GIVEN TASK: Leaving out the pictures, transcribe all of the records faithfully.

RECORDS PROVIDED:
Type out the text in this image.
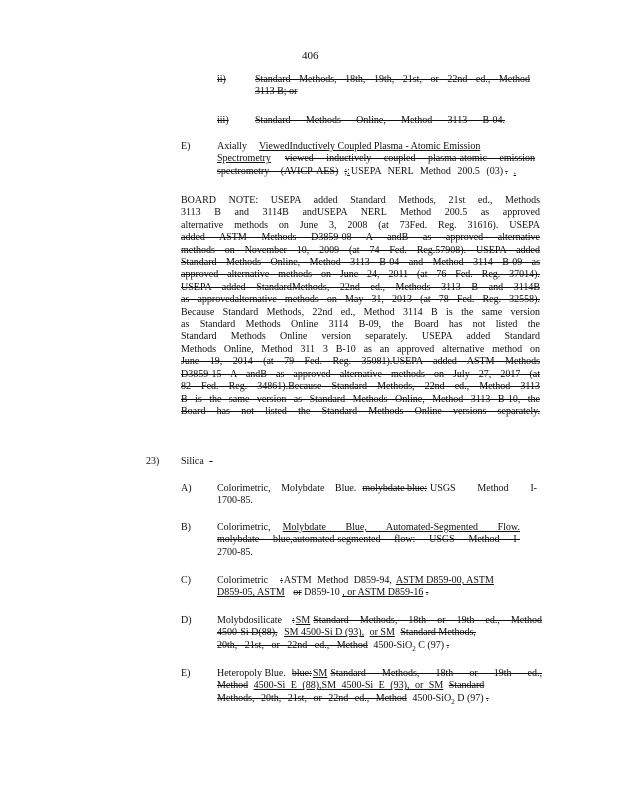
406
ii)	Standard Methods, 18th, 19th, 21st, or 22nd ed., Method
3113 B; or
iii)	Standard Methods Online, Method 3113 B-04.
E)	Axially ViewedInductively Coupled Plasma - Atomic Emission
Spectrometry viewed inductively coupled plasma-atomic emission
spectrometry (AVICP-AES) ; : USEPA NERL Method 200.5 (03) . .
BOARD NOTE: USEPA added Standard Methods, 21st ed., Methods
3113 B and 3114B andUSEPA NERL Method 200.5 as approved
alternative methods on June 3, 2008 (at 73Fed. Reg. 31616). USEPA
added ASTM Methods D3859-08 A andB as approved alternative
methods on November 10, 2009 (at 74 Fed. Reg.57908). USEPA added
Standard Methods Online, Method 3113 B-04 and Method 3114 B-09 as
approved alternative methods on June 24, 2011 (at 76 Fed. Reg. 37014).
USEPA added StandardMethods, 22nd ed., Methods 3113 B and 3114B
as approvedalternative methods on May 31, 2013 (at 78 Fed. Reg. 32558).
Because Standard Methods, 22nd ed., Method 3114 B is the same version
as Standard Methods Online 3114 B-09, the Board has not listed the
Standard Methods Online version separately. USEPA added Standard
Methods Online, Method 311 3 B-10 as an approved alternative method on
June 19, 2014 (at 79 Fed. Reg. 35081).USEPA added ASTM Methods
D3859-15 A andB as approved alternative methods on July 27, 2017 (at
82 Fed. Reg. 34861).Because Standard Methods, 22nd ed., Method 3113
B is the same version as Standard Methods Online, Method 3113 B-10, the
Board has not listed the Standard Methods Online versions separately.
23) Silica -
A)	Colorimetric, Molybdate Blue. molybdate blue: USGS Method I-
1700-85.
B)	Colorimetric, Molybdate Blue, Automated-Segmented Flow.
molybdate blue,automated-segmented flow: USGS Method I-
2700-85.
C)	Colorimetric : ASTM Method D859-94, ASTM D859-00, ASTM
D859-05, ASTM or D859-10 , or ASTM D859-16 .
D)	Molybdosilicate : SM Standard Methods, 18th or 19th ed., Method
4500-Si D(88), SM 4500-Si D (93), or SM Standard Methods,
20th, 21st, or 22nd ed., Method 4500-SiO$_2$ C (97) .
E)	Heteropoly Blue. blue: SM Standard Methods, 18th or 19th ed.,
Method 4500-Si E (88),SM 4500-Si E (93), or SM Standard
Methods, 20th, 21st, or 22nd ed., Method 4500-SiO$_2$ D (97) .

ANSWER:
Type out the text in this image.
406
ii)	Standard Methods, 18th, 19th, 21st, or 22nd ed., Method
3113 B; or
iii)	Standard Methods Online, Method 3113 B-04.
E)	Axially ViewedInductively Coupled Plasma - Atomic Emission
Spectrometry viewed inductively coupled plasma-atomic emission
spectrometry (AVICP-AES) ; : USEPA NERL Method 200.5 (03) . .
BOARD NOTE: USEPA added Standard Methods, 21st ed., Methods
3113 B and 3114B andUSEPA NERL Method 200.5 as approved
alternative methods on June 3, 2008 (at 73Fed. Reg. 31616). USEPA
added ASTM Methods D3859-08 A andB as approved alternative
methods on November 10, 2009 (at 74 Fed. Reg.57908). USEPA added
Standard Methods Online, Method 3113 B-04 and Method 3114 B-09 as
approved alternative methods on June 24, 2011 (at 76 Fed. Reg. 37014).
USEPA added StandardMethods, 22nd ed., Methods 3113 B and 3114B
as approvedalternative methods on May 31, 2013 (at 78 Fed. Reg. 32558).
Because Standard Methods, 22nd ed., Method 3114 B is the same version
as Standard Methods Online 3114 B-09, the Board has not listed the
Standard Methods Online version separately. USEPA added Standard
Methods Online, Method 311 3 B-10 as an approved alternative method on
June 19, 2014 (at 79 Fed. Reg. 35081).USEPA added ASTM Methods
D3859-15 A andB as approved alternative methods on July 27, 2017 (at
82 Fed. Reg. 34861).Because Standard Methods, 22nd ed., Method 3113
B is the same version as Standard Methods Online, Method 3113 B-10, the
Board has not listed the Standard Methods Online versions separately.
23) Silica -
A)	Colorimetric, Molybdate Blue. molybdate blue: USGS Method I-
1700-85.
B)	Colorimetric, Molybdate Blue, Automated-Segmented Flow.
molybdate blue,automated-segmented flow: USGS Method I-
2700-85.
C)	Colorimetric : ASTM Method D859-94, ASTM D859-00, ASTM
D859-05, ASTM or D859-10 , or ASTM D859-16 .
D)	Molybdosilicate : SM Standard Methods, 18th or 19th ed., Method
4500-Si D(88), SM 4500-Si D (93), or SM Standard Methods,
20th, 21st, or 22nd ed., Method 4500-SiO$_2$ C (97) .
E)	Heteropoly Blue. blue: SM Standard Methods, 18th or 19th ed.,
Method 4500-Si E (88),SM 4500-Si E (93), or SM Standard
Methods, 20th, 21st, or 22nd ed., Method 4500-SiO$_2$ D (97) .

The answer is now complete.